**Data shown**:
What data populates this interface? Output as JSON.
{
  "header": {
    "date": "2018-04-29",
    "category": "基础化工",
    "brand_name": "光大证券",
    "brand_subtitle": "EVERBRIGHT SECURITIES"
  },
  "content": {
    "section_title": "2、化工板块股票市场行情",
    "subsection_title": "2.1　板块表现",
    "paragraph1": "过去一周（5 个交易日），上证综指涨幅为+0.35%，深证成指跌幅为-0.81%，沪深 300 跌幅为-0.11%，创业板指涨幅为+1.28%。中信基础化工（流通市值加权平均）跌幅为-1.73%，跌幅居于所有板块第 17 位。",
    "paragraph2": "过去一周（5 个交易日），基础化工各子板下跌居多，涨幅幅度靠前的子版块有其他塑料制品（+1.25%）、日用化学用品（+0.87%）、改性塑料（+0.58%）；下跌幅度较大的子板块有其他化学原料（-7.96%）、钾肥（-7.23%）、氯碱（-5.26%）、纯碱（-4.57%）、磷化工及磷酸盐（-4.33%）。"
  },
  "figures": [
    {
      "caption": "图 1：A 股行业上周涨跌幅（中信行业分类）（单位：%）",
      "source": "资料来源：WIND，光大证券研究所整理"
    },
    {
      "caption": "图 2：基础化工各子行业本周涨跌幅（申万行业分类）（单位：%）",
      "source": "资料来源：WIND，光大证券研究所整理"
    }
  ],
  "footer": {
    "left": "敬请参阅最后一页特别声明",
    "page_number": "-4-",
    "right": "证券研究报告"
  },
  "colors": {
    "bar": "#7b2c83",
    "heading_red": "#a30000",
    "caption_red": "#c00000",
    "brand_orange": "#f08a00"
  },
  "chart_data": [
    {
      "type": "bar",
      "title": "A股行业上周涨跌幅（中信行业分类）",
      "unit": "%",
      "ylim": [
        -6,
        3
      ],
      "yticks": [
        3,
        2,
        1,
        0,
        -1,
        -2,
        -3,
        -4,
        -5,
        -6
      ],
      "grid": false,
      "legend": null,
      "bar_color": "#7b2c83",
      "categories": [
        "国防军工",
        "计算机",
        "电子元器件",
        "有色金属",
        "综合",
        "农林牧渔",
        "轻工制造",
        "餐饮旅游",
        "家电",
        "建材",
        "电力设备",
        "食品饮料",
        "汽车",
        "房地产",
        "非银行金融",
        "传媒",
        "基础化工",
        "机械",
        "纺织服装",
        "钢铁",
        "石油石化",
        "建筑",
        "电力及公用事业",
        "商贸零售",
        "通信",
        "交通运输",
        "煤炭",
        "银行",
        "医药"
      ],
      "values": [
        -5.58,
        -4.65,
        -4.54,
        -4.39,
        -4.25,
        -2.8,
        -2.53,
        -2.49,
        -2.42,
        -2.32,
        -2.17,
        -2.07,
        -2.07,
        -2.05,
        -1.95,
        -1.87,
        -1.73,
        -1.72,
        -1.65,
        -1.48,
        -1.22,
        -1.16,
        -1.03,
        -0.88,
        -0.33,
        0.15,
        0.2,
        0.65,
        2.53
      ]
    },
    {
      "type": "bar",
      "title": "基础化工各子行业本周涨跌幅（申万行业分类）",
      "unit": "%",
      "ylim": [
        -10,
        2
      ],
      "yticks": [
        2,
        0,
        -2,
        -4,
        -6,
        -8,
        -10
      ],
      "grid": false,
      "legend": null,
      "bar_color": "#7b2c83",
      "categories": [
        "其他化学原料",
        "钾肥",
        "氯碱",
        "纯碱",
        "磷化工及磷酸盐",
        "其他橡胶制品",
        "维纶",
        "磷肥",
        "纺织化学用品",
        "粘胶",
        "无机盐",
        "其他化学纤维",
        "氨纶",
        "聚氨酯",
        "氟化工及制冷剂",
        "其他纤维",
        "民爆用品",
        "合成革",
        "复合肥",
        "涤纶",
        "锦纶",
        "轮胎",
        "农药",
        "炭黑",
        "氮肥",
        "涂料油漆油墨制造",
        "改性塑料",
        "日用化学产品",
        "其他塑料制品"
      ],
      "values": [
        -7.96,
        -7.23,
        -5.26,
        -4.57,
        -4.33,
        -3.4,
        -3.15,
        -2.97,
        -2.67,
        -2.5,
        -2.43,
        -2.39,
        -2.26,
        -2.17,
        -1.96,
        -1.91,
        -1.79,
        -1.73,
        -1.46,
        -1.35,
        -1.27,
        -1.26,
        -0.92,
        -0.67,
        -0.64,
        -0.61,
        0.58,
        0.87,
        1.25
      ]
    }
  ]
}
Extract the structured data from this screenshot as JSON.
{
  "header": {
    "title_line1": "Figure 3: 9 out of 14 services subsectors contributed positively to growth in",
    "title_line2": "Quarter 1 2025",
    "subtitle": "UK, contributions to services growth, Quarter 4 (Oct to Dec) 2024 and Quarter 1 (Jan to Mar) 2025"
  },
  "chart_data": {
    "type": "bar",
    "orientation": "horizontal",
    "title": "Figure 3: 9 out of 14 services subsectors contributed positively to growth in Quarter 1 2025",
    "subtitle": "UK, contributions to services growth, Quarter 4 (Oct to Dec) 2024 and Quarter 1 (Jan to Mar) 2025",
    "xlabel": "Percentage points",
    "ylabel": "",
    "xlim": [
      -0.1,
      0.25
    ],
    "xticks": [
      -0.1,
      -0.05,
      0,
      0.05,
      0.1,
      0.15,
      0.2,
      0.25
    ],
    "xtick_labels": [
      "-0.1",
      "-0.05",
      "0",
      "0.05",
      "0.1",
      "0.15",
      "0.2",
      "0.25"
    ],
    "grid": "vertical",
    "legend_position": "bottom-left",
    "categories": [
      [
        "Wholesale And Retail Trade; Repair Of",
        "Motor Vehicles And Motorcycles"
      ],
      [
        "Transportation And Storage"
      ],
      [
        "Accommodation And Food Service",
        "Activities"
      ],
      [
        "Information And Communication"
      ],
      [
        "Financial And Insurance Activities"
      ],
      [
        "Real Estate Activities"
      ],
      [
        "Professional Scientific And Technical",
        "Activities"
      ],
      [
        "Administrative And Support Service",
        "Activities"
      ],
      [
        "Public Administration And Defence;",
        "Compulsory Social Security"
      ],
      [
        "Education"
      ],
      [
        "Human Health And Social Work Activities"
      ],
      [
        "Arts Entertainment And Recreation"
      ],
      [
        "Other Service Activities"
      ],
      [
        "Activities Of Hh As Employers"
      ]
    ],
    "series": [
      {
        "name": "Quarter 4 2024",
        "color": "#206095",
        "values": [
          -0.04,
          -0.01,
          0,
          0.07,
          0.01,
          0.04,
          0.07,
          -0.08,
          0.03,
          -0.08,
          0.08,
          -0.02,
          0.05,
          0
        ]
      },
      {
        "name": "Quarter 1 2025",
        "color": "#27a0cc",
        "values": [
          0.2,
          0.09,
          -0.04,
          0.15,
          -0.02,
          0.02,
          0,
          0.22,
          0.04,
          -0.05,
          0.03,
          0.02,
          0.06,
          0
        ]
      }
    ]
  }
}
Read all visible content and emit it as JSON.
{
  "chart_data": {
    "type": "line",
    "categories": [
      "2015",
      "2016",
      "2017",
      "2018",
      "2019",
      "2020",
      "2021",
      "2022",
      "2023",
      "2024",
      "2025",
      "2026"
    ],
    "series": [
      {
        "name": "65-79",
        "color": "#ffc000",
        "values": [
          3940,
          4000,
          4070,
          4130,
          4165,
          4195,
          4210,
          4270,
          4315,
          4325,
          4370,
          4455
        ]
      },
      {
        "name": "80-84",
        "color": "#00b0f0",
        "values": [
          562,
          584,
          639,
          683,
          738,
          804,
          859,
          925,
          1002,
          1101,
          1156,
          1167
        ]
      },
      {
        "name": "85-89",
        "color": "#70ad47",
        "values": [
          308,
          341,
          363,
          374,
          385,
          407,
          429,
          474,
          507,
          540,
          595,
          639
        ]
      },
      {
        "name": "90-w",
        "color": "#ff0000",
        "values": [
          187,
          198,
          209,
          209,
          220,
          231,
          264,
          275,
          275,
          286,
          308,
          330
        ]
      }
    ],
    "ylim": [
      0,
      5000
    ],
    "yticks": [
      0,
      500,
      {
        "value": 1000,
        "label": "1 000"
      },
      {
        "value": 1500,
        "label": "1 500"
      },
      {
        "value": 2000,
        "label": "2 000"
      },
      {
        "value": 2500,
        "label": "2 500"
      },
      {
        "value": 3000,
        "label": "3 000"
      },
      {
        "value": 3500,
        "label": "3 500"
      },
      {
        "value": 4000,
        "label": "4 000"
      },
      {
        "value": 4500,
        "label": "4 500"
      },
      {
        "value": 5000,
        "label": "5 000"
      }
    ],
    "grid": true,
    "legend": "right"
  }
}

**What you need to do**: Give only the number of lines in the data that include the string "grid".

**Response to the task**: 4